## PROBLEM
Reproduce the listing below without changes, except that pictures are left out.
^^^^
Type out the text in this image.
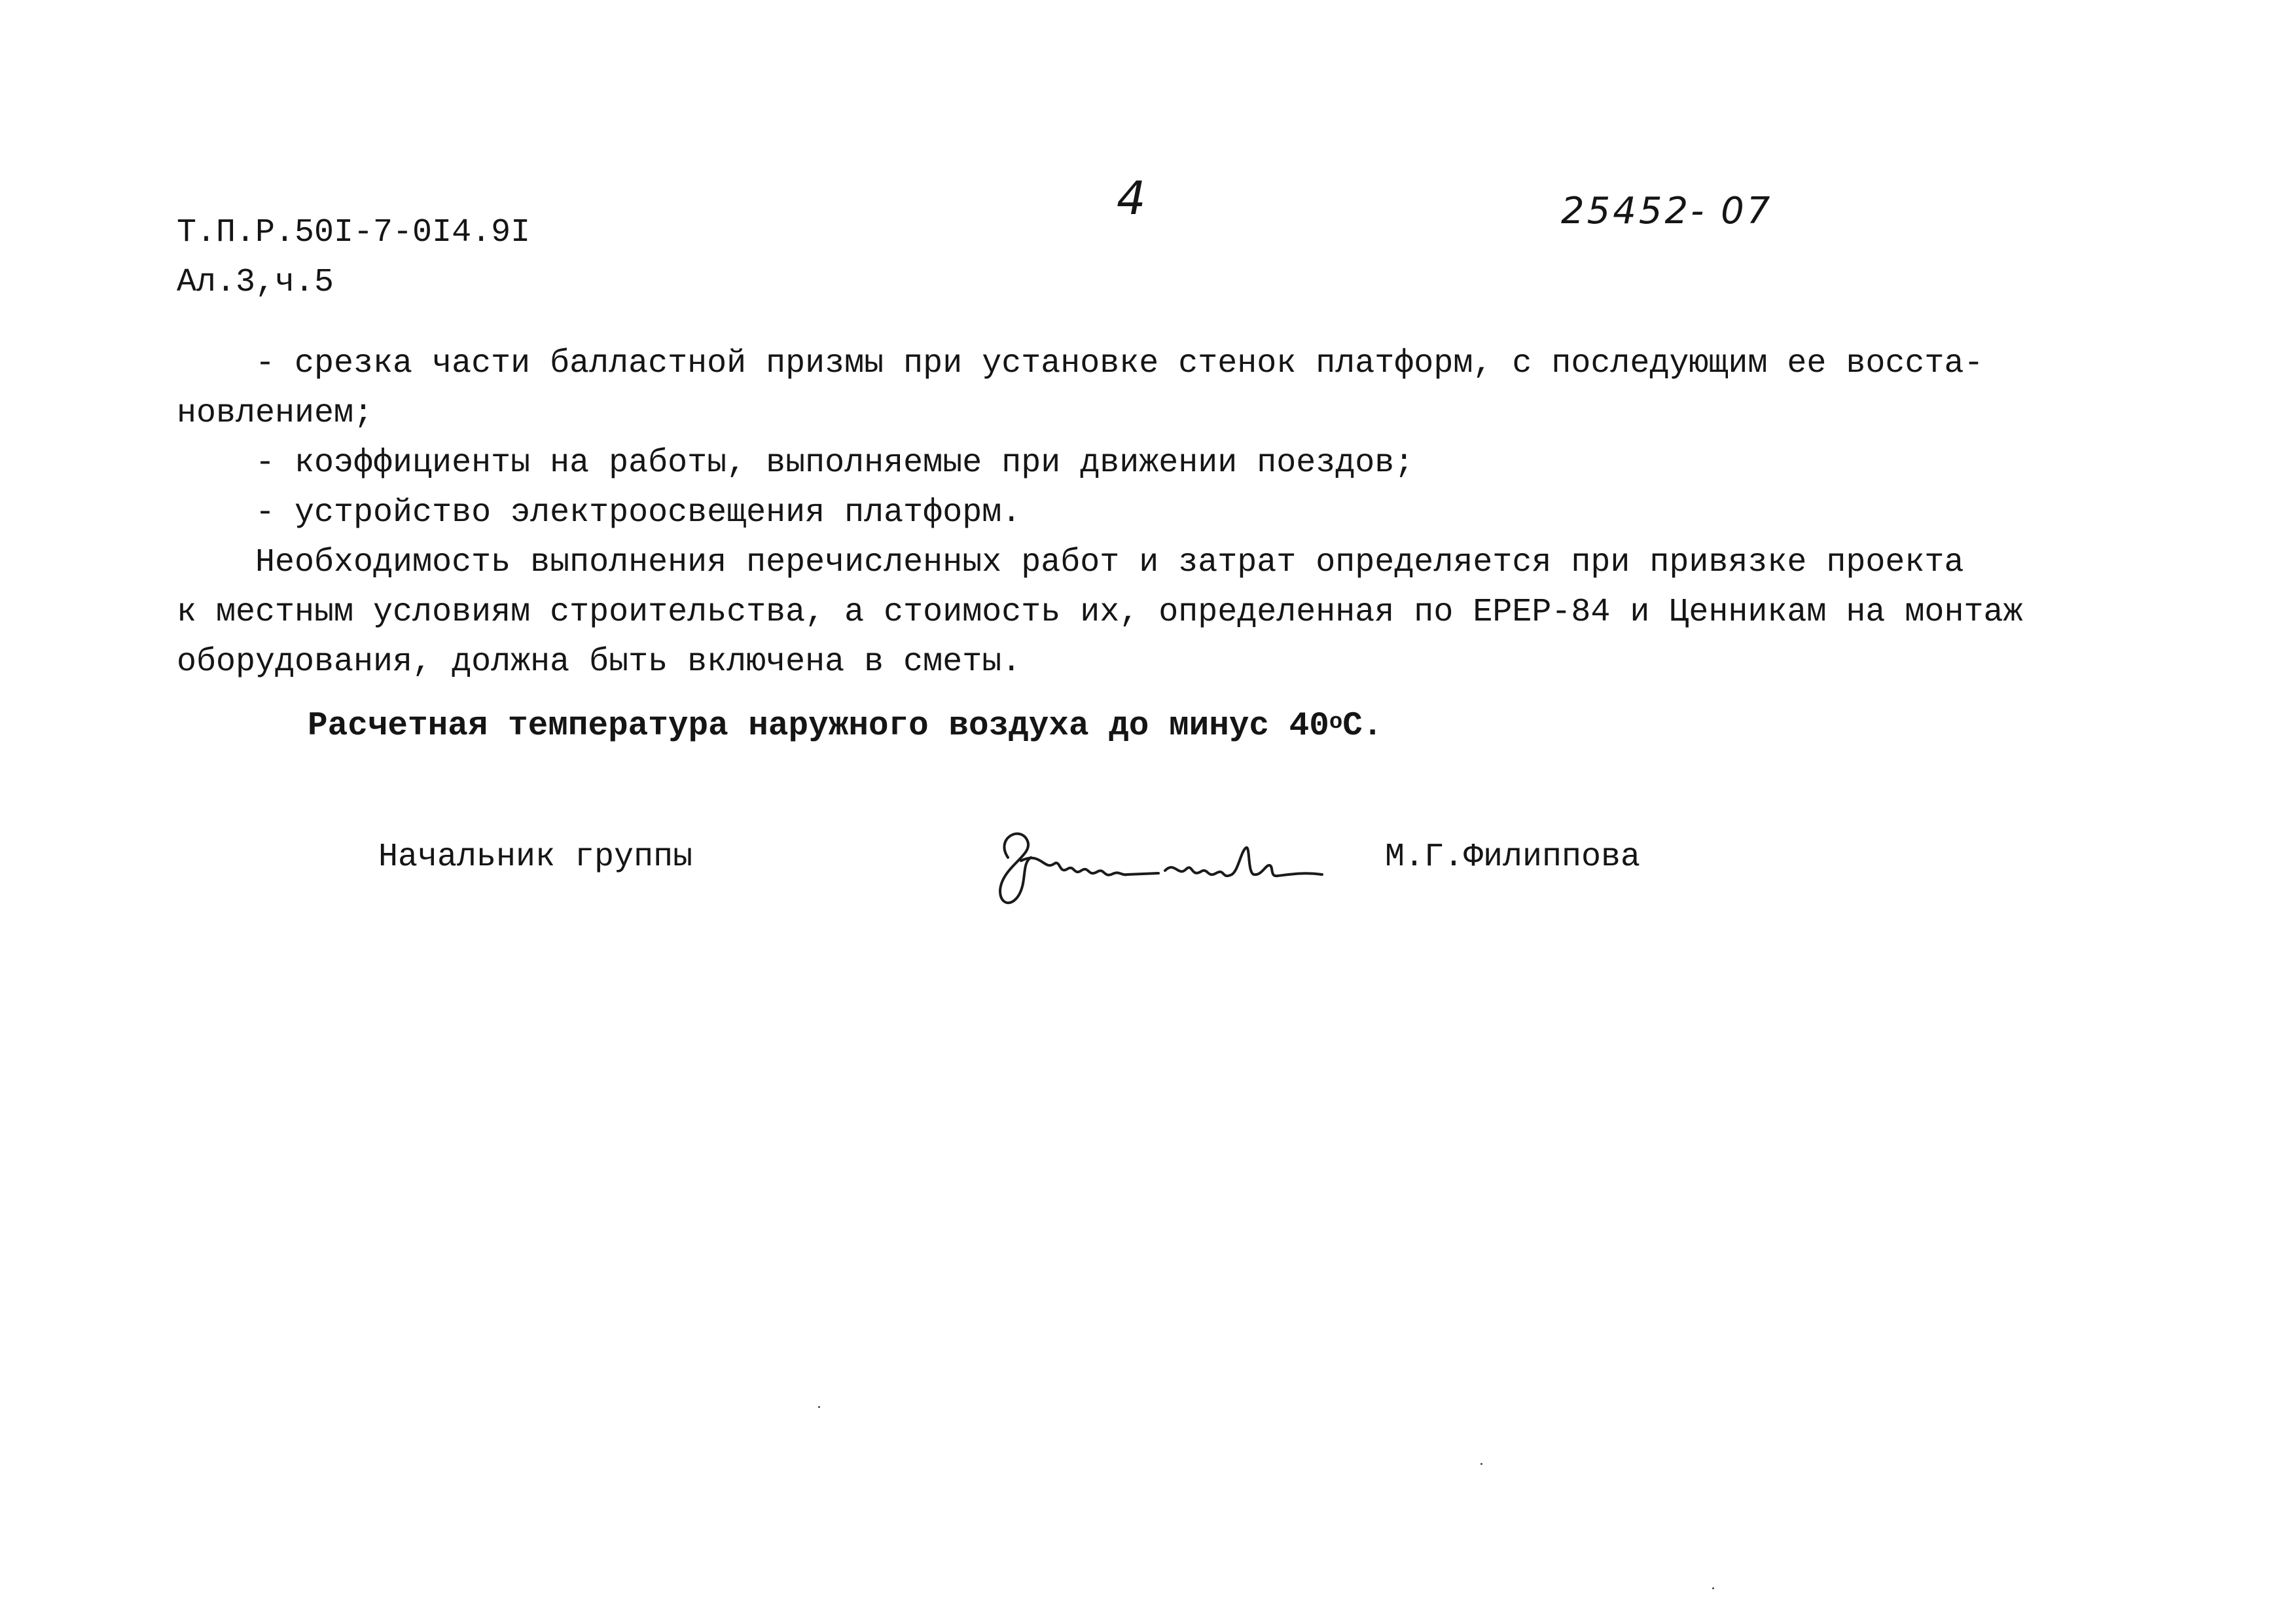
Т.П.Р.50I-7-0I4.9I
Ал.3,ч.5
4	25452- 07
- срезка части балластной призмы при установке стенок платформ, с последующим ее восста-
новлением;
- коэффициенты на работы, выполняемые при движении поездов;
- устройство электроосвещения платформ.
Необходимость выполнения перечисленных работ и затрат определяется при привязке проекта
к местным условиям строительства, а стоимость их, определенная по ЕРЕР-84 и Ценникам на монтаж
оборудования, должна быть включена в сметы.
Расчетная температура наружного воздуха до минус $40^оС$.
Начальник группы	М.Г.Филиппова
^^^^
## RESPONSE TO THIS EXERCISE
Type out the text in this image.
Т.П.Р.50I-7-0I4.9I
Ал.3,ч.5
4	25452- 07
- срезка части балластной призмы при установке стенок платформ, с последующим ее восста-
новлением;
- коэффициенты на работы, выполняемые при движении поездов;
- устройство электроосвещения платформ.
Необходимость выполнения перечисленных работ и затрат определяется при привязке проекта
к местным условиям строительства, а стоимость их, определенная по ЕРЕР-84 и Ценникам на монтаж
оборудования, должна быть включена в сметы.
Расчетная температура наружного воздуха до минус $40^оС$.
Начальник группы	М.Г.Филиппова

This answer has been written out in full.